What you need to do: Rewrite the article on cleaning OCR'd text between "Note: If you" and "from above, right?", inclusive, replacing "regex" with "pattern matching".

Passage shown:
May 22, 2013

Cleaning OCR’d text with Regular Expressions

    Reviewed by Fred Gibbs
    Recommended for Intermediate Users

Optical Character Recognition (OCR)—the conversion of scanned images to machine-encoded text—has proven a godsend for historical research. This process allows texts to be searchable on one hand and more easily parsed and mined on the other. But we’ve all noticed that the OCR for historic texts is far from perfect. Old type faces and formats make for unique OCR. Take for example, this page from the Congressional Directory from the 50th Congress (1887). The PDF scan downloaded from HeinOnline looks organized:

This is a screenshot of the PDF page.

This is a screenshot of the PDF page.

However, the OCR layer (downloaded as a text file*) shows that the machine-encoded text is not nearly as neat:

This is a screenshot of the OCR.

This is a screenshot of the OCR.

Note: If you do not have the option to download a text file, you can use the pdfminer module to extract text from the pdf.

Since I want to use this to map the Washington residences for Members of these late 19th-century Congresses, how might I make this data more useable?

The answer is Regular Expressions or “regex.” Here’s what regex did for me. Though this is not a “real” CSV file (the commas are not quite right), it can be easily viewed in Excel and prepped for geocoding. Much better than the text file from above, right?

Aldrich, N. W,Providence, R. I
Allison, William B, Dubuque, Iowa,24Vermont avenue,
Bate, William,Nashville, Ten, Ebbitt House
Beck, James B,Lexington, Ky
Berry, James I, Bentonville, Ark, National Hotel,
Blair, I lenry \V, Manchester, N. H,2o East Capitol stree_._'
Blodgett, Rufus,Long Branch, N. J
Bowen, Thomas M,Del Norte, Colo
Brown, Joseph E, Atlanta, Ga, Woodmont Flats,
Butler, M. C,Edgefield, S. C, 1751 P street NW
Call, Wilkinson, Jacksonville, Fla, 1903 N street NW
Cameron, J. D,Harrisburg, Pa, 21 Lafayette Square,
Chace, Jonathan,Providence, R, I
Chandler, William E, Concord, N. H, 1421 I street NW
Cockrell, Francis M,Warrensburgh,Mo, I518 R street NW
Coke, Richard,Waco, Tex, 419 Sixth street NW
Colquitt, Alfred I I,Atlanta, Ga, 920 New York avenue
Cullom, Shelby M,Springfield, Ill, 1402 Massachusetts avenue
Daniel, John W,,Lynchburgh, Va, I7OO Nineteenth st. NW
Davis, Cushman K, Saint Paul, Minn, 17oo Fifteenth street NW
Dawes, Henry L,Pittsfield, Mass, 1632Rhode Island avenue.
Dolph, Joseph N,Portland, Oregon, 8 Lafayette Square,
Edmunds, George F, Burlington, Vt, 2111 Massachusetts avenue
Eustis, James B,,New Orleans, La, 1761 N street NW
Evarts, William M,New York, N. Y, i6oi K street NW
Farwell, Charles B, Chicago, Ill,
Faulkner, Charles James, Martinsburgh, W. Va,
Frye, William P,Lewiston, Me, Hamilton House,
George, James Z,Jackson, Miss, Metropolitan Hotel
Gibson, Randall Lee, New Orleans, La, 1723 Rhode Island avenue.

Dataset:
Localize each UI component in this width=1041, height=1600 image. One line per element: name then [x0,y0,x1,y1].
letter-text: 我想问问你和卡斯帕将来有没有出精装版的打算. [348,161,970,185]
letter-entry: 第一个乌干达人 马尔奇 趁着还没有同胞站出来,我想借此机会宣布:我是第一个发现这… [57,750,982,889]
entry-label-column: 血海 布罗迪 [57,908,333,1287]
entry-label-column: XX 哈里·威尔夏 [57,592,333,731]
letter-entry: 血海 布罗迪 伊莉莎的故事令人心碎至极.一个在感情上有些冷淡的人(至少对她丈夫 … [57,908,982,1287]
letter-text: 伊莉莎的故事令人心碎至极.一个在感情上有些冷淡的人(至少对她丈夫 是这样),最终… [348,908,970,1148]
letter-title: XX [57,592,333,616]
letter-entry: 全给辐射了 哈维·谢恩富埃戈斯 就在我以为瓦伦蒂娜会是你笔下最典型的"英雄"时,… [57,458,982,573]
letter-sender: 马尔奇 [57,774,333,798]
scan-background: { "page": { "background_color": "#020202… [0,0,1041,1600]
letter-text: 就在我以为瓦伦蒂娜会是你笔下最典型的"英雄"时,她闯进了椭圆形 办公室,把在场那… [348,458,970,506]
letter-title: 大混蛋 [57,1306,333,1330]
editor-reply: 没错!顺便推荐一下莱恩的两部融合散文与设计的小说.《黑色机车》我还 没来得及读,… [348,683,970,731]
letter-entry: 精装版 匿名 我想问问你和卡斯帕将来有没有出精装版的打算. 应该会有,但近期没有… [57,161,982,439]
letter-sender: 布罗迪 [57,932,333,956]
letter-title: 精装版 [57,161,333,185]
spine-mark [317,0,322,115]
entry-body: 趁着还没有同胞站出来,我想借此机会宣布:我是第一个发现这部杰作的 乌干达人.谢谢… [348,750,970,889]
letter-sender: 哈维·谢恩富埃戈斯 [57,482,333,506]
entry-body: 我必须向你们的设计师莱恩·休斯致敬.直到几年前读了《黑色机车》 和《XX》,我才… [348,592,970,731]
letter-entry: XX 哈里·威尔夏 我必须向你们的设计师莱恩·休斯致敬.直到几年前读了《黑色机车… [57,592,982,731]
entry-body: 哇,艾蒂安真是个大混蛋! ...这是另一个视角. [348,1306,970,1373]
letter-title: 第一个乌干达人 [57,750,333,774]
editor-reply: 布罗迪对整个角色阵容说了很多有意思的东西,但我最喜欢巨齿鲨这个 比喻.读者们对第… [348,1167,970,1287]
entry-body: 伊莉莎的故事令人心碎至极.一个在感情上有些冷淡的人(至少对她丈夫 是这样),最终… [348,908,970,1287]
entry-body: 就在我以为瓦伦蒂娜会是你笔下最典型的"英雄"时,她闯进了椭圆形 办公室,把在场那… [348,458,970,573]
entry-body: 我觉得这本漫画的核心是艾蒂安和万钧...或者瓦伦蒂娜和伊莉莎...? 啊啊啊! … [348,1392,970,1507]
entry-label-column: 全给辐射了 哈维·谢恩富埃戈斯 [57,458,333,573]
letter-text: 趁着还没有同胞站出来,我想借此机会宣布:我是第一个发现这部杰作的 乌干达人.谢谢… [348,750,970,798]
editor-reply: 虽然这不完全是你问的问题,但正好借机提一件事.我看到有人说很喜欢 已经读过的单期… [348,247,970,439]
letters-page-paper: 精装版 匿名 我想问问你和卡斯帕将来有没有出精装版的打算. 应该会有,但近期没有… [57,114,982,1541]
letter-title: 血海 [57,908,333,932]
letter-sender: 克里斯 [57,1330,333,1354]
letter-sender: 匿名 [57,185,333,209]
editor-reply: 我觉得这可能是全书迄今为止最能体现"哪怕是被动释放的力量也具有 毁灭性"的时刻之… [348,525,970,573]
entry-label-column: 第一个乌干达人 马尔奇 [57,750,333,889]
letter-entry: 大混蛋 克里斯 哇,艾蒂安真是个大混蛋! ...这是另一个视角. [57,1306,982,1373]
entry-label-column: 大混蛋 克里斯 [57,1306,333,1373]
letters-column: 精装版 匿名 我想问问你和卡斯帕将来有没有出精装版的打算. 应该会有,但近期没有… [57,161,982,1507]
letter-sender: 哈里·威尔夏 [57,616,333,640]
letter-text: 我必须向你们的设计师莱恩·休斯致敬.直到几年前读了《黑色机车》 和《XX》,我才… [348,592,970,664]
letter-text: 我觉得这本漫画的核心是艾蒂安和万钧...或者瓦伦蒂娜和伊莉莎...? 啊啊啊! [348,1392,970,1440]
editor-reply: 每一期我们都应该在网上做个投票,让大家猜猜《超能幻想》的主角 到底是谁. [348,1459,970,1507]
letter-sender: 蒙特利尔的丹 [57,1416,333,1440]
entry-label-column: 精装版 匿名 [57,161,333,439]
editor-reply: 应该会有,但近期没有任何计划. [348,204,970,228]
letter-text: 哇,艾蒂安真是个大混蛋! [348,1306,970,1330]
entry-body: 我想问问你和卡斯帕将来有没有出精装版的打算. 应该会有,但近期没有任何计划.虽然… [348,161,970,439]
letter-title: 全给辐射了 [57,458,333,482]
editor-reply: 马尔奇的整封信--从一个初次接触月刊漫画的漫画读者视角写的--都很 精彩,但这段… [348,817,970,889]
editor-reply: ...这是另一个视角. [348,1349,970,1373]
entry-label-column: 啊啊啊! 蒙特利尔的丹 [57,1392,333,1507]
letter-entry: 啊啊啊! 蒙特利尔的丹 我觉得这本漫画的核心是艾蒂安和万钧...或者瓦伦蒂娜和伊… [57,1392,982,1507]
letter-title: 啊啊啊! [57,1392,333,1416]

Response to the exercise:
Note: If you do not have the option to download a text file, you can use the pdfminer module to extract text from the pdf.

Since I want to use this to map the Washington residences for Members of these late 19th-century Congresses, how might I make this data more useable?

The answer is Regular Expressions or “pattern matching.” Here’s what pattern matching did for me. Though this is not a “real” CSV file (the commas are not quite right), it can be easily viewed in Excel and prepped for geocoding. Much better than the text file from above, right?